[Begin Provided entries]
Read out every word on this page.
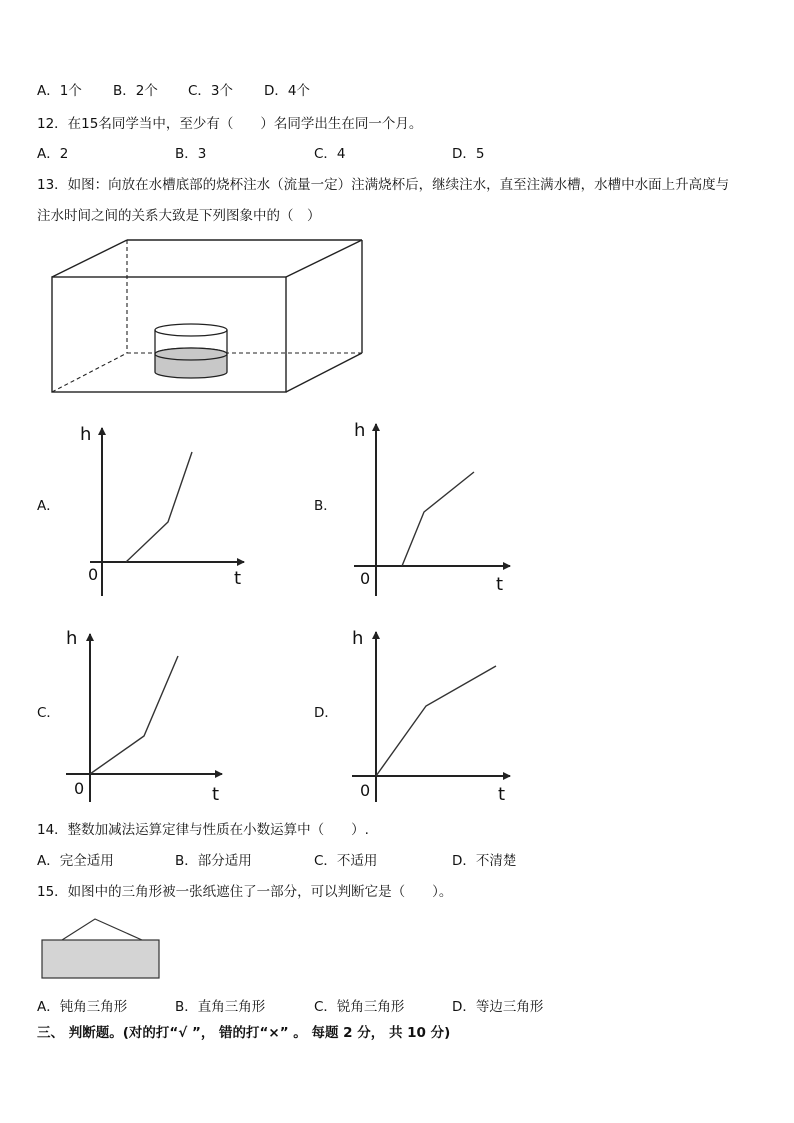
A．1个 B．2个 C．3个 D．4个
12．在15名同学当中，至少有（　　）名同学出生在同一个月。
A．2	B．3	C．4	D．5
13．如图：向放在水槽底部的烧杯注水（流量一定）注满烧杯后，继续注水，直至注满水槽，水槽中水面上升高度与
注水时间之间的关系大致是下列图象中的（　）
A．
h
t
0
B．
h
t
0
C．
h
t
0
D．
h
t
0
14．整数加减法运算定律与性质在小数运算中（　　）.
A．完全适用	B．部分适用	C．不适用	D．不清楚
15．如图中的三角形被一张纸遮住了一部分，可以判断它是（　　）。
A．钝角三角形	B．直角三角形	C．锐角三角形	D．等边三角形
三、 判断题。(对的打“√ ”， 错的打“×” 。 每题 2 分， 共 10 分)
[End Provided entries]
What the exercise asks:
Verbatim reproduction of every record is required; images are left out.

Written solution:
Read out every word on this page.
A．1个 B．2个 C．3个 D．4个
12．在15名同学当中，至少有（　　）名同学出生在同一个月。
A．2	B．3	C．4	D．5
13．如图：向放在水槽底部的烧杯注水（流量一定）注满烧杯后，继续注水，直至注满水槽，水槽中水面上升高度与
注水时间之间的关系大致是下列图象中的（　）
A．
h
t
0
B．
h
t
0
C．
h
t
0
D．
h
t
0
14．整数加减法运算定律与性质在小数运算中（　　）.
A．完全适用	B．部分适用	C．不适用	D．不清楚
15．如图中的三角形被一张纸遮住了一部分，可以判断它是（　　）。
A．钝角三角形	B．直角三角形	C．锐角三角形	D．等边三角形
三、 判断题。(对的打“√ ”， 错的打“×” 。 每题 2 分， 共 10 分)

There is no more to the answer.